• Task prompt: For each line of the data below that includes the string "mechanical", count one, and answer with the sum only.

• Bounding box prediction data:
= = = = =
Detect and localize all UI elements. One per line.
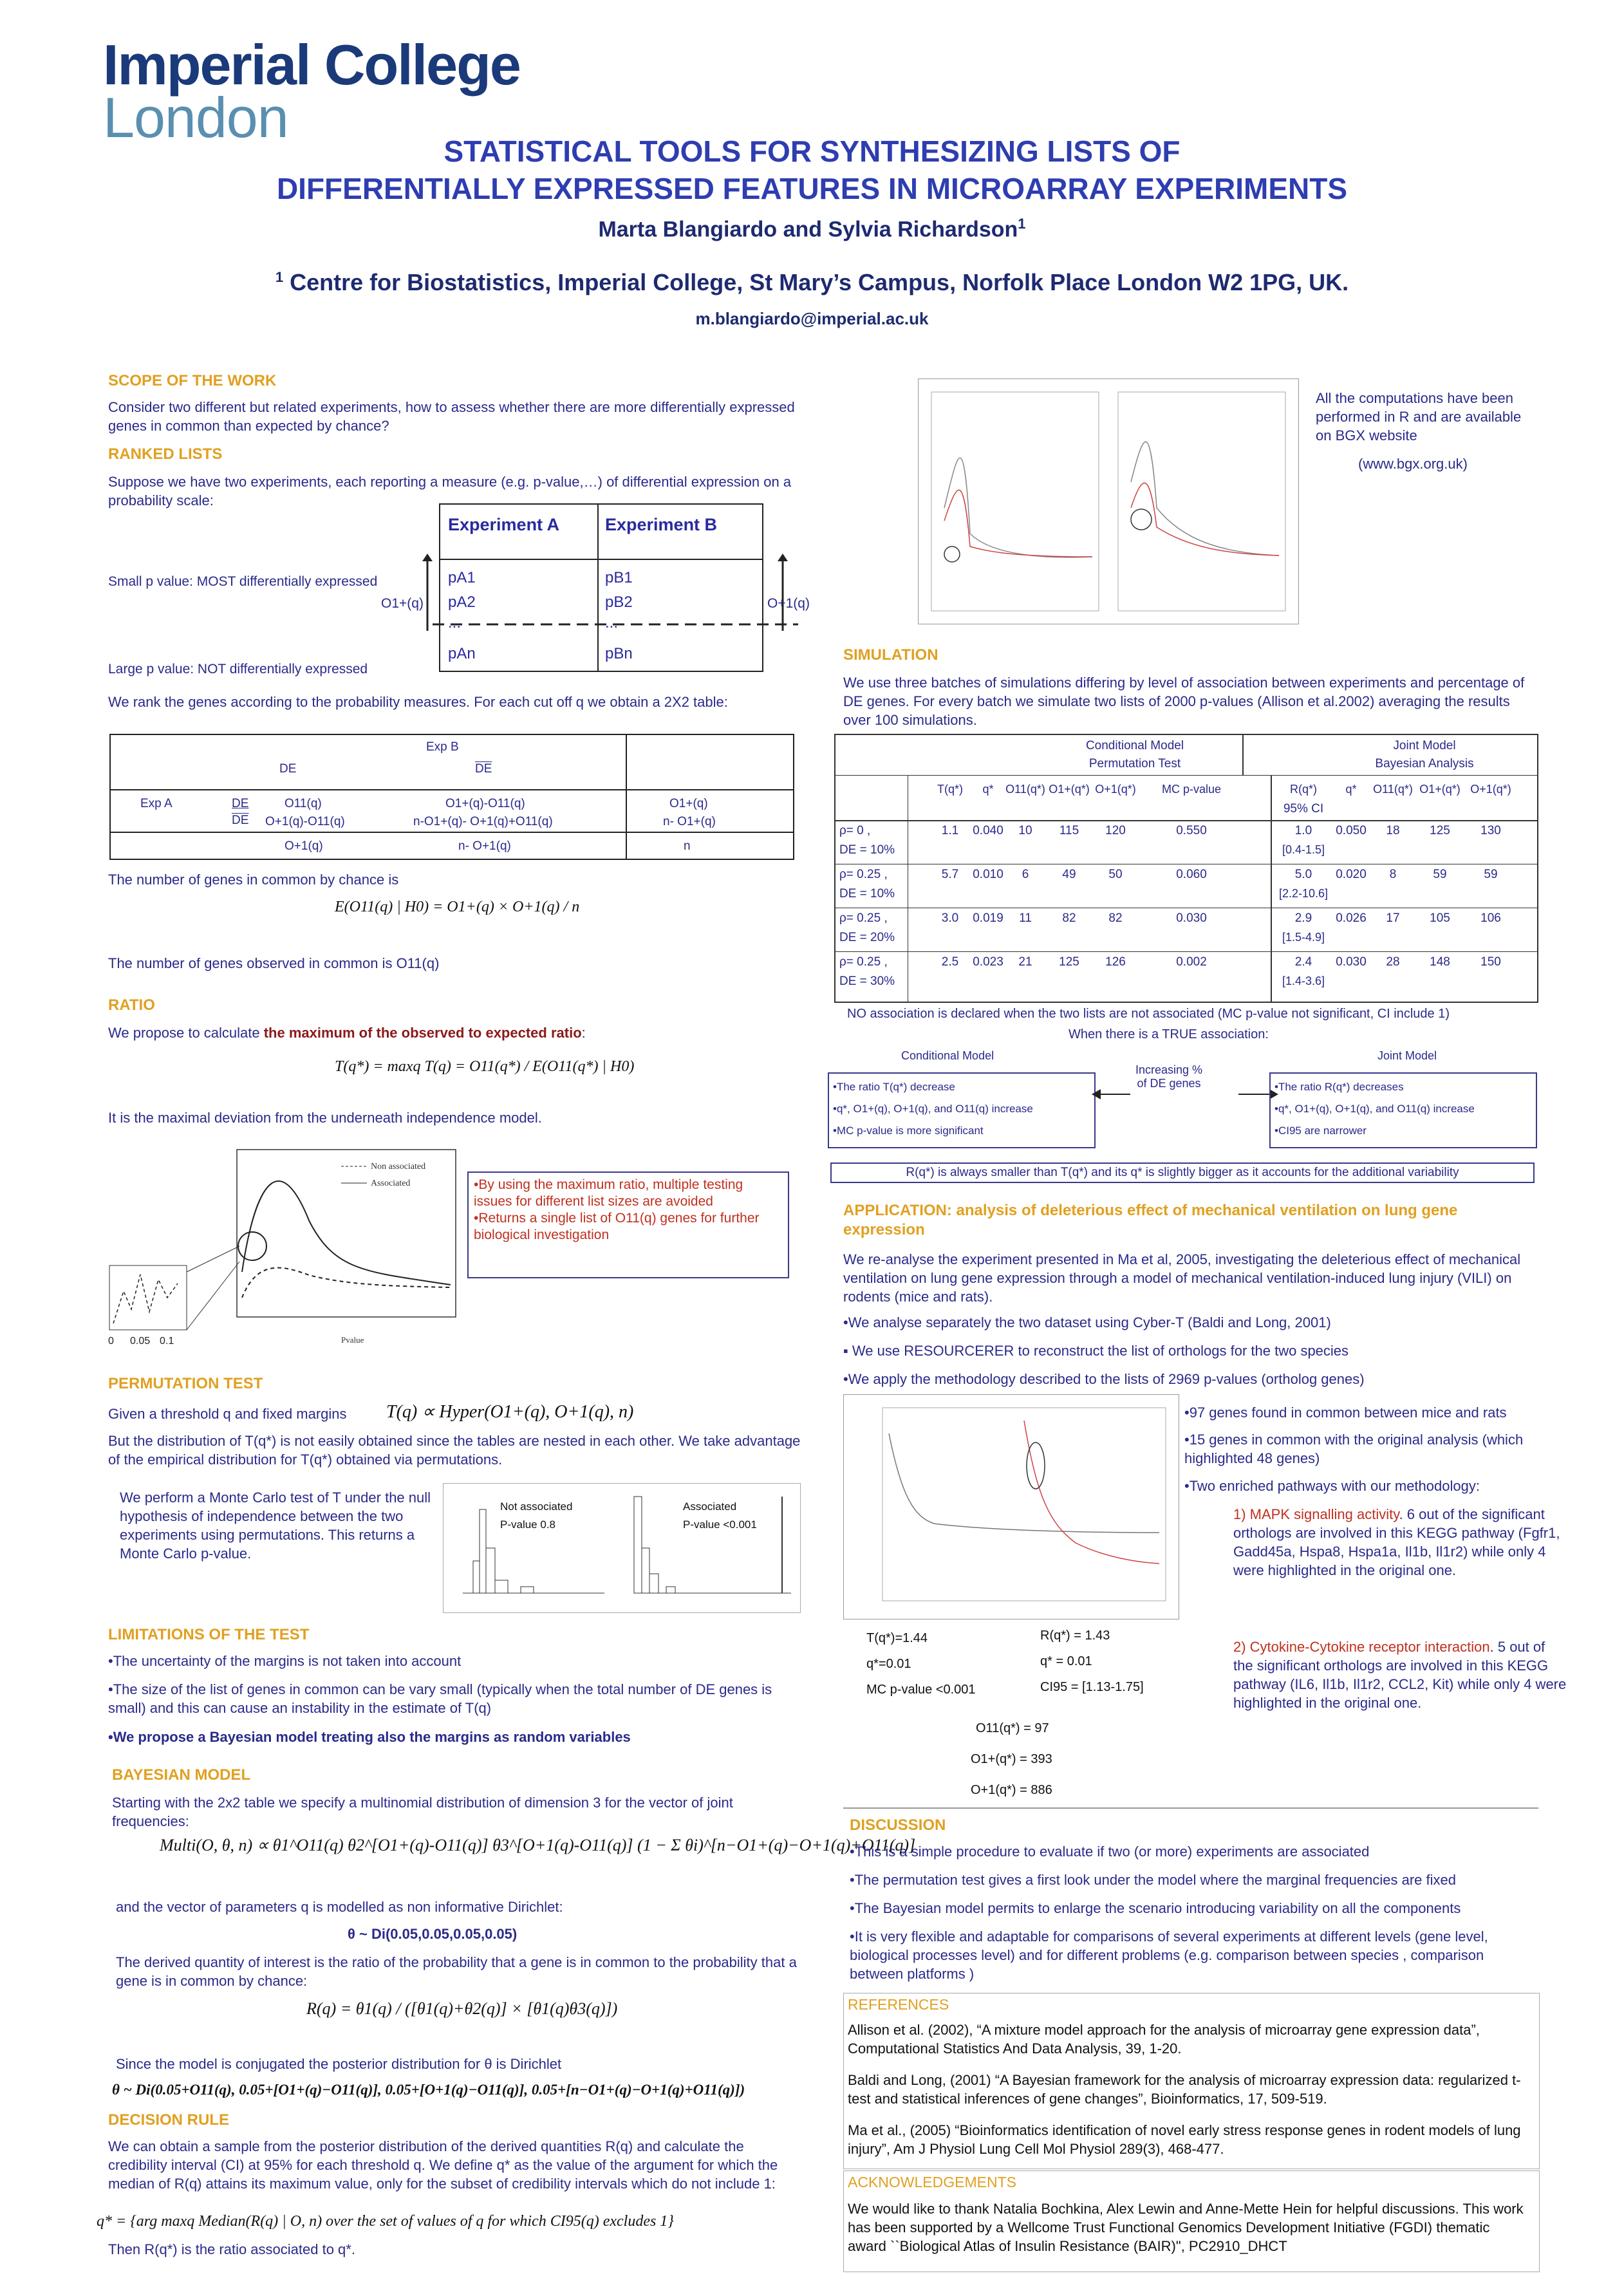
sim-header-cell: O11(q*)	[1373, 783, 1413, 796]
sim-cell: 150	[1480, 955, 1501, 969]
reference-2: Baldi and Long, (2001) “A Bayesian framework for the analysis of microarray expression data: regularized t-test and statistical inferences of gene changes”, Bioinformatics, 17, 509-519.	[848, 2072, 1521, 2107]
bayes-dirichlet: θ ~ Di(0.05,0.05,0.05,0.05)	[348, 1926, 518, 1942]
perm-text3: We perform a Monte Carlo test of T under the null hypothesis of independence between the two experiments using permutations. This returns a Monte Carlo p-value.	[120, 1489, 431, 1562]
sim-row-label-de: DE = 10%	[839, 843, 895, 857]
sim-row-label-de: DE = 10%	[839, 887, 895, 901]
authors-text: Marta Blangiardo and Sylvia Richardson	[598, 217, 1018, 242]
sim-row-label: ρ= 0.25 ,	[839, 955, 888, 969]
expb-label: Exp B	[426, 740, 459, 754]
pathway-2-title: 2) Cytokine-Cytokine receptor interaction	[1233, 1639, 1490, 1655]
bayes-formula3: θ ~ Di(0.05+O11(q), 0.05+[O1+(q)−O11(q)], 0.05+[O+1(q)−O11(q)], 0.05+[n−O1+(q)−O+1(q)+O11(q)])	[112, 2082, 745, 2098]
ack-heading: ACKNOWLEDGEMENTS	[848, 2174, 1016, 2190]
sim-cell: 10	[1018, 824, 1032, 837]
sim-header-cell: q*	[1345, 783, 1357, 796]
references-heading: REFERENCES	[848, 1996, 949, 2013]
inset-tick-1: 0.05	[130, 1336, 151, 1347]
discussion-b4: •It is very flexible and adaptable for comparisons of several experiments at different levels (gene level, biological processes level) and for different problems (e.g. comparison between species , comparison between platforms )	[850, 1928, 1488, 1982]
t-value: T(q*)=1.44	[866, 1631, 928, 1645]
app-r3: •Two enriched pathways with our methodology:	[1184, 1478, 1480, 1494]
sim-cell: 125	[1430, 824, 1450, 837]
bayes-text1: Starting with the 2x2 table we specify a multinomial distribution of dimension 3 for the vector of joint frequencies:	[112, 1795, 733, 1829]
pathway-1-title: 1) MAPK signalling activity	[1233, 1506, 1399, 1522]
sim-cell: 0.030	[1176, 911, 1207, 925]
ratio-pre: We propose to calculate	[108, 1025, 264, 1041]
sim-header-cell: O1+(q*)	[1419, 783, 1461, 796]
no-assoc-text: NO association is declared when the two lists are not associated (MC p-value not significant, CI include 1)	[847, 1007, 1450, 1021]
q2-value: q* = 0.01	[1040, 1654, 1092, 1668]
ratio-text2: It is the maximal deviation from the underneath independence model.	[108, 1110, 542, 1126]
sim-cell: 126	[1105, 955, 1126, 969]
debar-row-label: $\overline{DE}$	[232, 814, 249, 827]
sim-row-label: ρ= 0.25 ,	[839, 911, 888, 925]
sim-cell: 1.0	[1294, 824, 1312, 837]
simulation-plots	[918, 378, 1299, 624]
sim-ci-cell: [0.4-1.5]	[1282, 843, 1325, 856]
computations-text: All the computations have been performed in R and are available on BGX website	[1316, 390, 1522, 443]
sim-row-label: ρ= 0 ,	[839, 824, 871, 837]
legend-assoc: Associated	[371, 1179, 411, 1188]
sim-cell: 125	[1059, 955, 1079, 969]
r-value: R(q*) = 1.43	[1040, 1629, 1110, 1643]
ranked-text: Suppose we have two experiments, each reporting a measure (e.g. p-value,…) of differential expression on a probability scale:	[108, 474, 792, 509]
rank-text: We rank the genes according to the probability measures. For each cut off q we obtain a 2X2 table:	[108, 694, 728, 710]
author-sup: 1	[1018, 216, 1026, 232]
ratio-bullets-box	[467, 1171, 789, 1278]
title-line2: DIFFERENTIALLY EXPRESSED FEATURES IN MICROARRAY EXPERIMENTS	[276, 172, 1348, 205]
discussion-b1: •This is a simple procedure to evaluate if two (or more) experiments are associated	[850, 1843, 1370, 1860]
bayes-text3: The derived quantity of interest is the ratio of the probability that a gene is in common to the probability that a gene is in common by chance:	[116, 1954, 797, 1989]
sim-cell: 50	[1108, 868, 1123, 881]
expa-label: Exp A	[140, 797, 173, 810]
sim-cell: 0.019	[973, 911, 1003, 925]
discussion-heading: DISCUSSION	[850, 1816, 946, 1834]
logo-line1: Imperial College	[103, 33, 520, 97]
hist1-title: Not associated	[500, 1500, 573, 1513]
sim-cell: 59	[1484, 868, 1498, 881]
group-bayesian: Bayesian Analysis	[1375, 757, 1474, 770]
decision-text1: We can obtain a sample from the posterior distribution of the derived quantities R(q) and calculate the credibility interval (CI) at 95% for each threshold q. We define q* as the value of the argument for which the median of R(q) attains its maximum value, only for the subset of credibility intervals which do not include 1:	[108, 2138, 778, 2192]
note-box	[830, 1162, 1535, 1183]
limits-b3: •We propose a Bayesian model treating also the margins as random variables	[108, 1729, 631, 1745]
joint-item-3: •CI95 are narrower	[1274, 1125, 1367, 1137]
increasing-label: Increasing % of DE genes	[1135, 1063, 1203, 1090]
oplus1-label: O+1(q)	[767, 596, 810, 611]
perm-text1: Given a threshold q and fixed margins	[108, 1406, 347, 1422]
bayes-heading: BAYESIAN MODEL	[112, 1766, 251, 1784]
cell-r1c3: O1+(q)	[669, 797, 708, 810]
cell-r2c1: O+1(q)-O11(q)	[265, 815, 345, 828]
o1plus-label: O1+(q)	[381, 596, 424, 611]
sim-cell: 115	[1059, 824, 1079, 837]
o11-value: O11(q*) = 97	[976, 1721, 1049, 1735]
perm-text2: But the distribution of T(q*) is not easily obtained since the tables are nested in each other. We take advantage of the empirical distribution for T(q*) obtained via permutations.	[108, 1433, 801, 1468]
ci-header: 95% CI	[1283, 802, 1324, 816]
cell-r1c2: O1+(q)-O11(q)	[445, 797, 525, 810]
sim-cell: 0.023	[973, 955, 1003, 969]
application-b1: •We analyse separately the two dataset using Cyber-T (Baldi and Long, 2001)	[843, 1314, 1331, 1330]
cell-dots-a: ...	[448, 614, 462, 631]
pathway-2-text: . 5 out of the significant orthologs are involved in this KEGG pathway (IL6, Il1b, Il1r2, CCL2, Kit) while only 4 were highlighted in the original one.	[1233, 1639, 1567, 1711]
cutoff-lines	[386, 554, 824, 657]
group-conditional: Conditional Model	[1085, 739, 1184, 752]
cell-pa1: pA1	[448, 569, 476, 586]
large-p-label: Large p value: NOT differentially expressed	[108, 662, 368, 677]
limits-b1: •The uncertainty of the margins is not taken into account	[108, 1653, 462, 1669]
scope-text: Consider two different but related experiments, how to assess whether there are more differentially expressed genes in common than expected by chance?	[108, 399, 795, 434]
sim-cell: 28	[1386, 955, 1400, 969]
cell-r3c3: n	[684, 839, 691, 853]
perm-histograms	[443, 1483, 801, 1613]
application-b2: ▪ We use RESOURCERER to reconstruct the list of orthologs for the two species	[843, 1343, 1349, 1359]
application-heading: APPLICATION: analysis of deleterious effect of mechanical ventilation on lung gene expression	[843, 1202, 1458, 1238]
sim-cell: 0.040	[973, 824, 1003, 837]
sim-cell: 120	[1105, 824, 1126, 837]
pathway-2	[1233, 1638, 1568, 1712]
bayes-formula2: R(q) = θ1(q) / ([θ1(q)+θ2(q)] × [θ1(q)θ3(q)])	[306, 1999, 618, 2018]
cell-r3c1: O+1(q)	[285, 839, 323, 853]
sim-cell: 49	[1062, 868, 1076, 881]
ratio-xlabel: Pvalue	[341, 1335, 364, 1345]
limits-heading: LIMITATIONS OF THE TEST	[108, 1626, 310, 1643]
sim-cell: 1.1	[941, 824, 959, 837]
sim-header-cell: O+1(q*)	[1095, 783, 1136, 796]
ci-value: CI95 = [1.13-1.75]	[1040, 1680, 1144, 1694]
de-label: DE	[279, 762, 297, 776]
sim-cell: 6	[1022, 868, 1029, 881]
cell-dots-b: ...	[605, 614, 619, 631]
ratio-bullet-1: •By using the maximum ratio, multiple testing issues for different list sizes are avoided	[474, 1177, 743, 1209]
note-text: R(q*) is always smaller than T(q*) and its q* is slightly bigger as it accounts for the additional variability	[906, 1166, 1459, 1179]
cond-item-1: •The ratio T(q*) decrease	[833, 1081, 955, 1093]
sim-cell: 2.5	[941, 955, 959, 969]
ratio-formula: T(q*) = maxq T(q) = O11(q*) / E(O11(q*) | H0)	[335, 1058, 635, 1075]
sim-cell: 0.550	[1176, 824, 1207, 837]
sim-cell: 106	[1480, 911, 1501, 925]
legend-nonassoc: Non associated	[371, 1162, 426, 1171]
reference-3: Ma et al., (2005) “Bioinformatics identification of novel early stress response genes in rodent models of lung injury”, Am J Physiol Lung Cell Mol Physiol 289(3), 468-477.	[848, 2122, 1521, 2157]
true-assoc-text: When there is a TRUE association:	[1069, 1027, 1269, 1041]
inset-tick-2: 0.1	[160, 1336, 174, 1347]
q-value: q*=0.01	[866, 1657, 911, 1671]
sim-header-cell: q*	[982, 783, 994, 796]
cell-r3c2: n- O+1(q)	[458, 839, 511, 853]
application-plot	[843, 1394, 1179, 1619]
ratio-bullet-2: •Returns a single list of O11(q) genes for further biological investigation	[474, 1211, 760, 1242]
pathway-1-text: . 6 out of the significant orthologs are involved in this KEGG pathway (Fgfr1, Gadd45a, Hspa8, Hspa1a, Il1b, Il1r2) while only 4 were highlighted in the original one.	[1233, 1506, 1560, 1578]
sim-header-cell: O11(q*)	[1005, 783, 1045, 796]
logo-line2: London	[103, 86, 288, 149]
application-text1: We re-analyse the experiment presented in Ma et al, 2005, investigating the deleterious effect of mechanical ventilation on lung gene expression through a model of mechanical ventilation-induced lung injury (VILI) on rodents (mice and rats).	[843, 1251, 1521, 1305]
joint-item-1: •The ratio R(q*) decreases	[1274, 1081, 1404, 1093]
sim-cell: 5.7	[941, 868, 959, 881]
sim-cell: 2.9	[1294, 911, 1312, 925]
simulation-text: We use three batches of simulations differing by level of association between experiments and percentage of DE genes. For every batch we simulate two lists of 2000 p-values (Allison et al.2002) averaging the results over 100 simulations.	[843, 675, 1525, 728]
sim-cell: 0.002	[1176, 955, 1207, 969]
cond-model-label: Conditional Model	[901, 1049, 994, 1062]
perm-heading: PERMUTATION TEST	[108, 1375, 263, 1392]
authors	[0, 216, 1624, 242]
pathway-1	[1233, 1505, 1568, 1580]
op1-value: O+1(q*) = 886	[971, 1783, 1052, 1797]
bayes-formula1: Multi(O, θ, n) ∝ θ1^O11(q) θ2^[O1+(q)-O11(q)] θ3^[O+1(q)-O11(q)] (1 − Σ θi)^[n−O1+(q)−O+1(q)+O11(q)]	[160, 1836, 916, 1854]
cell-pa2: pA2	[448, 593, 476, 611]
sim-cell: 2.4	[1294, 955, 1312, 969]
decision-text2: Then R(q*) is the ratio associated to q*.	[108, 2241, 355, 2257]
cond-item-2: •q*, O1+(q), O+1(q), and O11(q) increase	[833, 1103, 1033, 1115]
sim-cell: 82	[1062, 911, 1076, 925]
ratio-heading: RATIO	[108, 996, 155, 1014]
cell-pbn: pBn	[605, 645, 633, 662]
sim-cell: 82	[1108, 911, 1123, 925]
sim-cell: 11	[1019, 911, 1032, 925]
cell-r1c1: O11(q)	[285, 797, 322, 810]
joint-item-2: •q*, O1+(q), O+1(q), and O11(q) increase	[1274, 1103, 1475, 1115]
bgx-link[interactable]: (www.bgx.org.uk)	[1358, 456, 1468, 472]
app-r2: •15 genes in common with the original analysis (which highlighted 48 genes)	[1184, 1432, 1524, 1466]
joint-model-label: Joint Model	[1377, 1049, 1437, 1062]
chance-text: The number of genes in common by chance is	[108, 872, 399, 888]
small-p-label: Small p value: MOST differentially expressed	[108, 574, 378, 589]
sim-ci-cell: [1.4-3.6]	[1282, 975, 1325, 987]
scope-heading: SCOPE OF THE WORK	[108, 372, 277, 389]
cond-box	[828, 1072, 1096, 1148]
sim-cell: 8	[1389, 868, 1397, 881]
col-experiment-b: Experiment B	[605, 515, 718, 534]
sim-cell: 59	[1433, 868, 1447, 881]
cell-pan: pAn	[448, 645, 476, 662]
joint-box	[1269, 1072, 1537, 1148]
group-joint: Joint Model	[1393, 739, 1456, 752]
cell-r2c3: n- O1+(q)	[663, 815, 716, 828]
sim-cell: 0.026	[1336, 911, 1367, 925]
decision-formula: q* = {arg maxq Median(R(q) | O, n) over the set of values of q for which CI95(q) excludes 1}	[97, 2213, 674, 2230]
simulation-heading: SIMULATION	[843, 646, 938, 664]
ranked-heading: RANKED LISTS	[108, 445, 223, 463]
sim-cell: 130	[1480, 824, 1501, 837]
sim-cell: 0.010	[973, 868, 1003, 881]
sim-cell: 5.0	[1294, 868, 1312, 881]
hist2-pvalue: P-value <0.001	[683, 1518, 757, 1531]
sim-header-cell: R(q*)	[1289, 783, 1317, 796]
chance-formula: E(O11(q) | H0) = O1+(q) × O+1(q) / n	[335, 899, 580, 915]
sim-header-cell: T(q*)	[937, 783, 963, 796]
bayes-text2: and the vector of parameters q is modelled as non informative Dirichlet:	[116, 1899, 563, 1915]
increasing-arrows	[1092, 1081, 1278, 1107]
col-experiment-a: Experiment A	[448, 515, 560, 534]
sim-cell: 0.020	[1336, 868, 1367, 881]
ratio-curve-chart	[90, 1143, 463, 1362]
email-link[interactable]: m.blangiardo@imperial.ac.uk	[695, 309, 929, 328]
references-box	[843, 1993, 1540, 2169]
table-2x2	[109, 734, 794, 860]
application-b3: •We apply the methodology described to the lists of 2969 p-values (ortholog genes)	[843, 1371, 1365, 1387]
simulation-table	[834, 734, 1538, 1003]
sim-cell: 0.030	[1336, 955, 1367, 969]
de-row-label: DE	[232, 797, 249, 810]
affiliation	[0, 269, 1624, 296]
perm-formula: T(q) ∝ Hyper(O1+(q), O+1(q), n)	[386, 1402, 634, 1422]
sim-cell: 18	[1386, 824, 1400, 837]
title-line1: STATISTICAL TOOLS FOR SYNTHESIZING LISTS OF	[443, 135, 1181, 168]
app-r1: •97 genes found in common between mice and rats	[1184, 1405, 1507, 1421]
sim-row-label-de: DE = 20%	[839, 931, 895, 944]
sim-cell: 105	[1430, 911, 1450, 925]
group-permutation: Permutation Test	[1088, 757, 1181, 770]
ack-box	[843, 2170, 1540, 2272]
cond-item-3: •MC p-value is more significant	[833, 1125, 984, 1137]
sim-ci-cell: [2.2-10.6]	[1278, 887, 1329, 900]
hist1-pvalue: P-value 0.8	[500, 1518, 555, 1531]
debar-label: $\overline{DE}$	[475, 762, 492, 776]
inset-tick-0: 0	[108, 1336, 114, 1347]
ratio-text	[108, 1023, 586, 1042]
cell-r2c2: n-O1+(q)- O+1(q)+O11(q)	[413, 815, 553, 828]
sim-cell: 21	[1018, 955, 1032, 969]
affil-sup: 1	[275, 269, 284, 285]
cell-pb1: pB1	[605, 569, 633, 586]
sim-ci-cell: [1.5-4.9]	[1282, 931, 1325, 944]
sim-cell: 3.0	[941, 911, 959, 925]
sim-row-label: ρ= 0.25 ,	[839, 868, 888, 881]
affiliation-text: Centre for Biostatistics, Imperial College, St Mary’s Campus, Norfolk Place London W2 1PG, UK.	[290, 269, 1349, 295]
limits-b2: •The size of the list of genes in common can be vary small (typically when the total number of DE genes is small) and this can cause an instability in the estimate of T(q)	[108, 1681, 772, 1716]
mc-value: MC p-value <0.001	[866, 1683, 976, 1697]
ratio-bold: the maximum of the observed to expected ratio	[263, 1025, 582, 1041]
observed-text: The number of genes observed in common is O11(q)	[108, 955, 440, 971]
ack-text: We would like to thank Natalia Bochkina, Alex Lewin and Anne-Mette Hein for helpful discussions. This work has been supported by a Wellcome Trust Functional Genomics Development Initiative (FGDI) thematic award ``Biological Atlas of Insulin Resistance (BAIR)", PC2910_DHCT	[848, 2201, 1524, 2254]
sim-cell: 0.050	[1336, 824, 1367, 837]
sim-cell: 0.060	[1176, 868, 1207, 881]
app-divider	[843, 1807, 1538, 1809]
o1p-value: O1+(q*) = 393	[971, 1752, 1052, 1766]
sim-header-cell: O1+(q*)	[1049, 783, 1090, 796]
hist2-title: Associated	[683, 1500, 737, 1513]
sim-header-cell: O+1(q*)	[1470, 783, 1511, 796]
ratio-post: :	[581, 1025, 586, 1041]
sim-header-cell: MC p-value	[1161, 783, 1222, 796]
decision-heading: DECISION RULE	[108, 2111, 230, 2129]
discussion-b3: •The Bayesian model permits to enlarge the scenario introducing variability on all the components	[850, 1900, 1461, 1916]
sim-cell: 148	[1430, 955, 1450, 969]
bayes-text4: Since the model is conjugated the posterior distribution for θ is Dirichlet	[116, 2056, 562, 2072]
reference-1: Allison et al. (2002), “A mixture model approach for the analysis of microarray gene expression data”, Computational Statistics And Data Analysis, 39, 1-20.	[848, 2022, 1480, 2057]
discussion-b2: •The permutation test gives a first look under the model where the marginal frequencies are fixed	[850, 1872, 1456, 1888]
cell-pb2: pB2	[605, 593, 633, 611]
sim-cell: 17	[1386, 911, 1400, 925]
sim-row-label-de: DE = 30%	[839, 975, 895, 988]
= = = = =
• Answer box: 2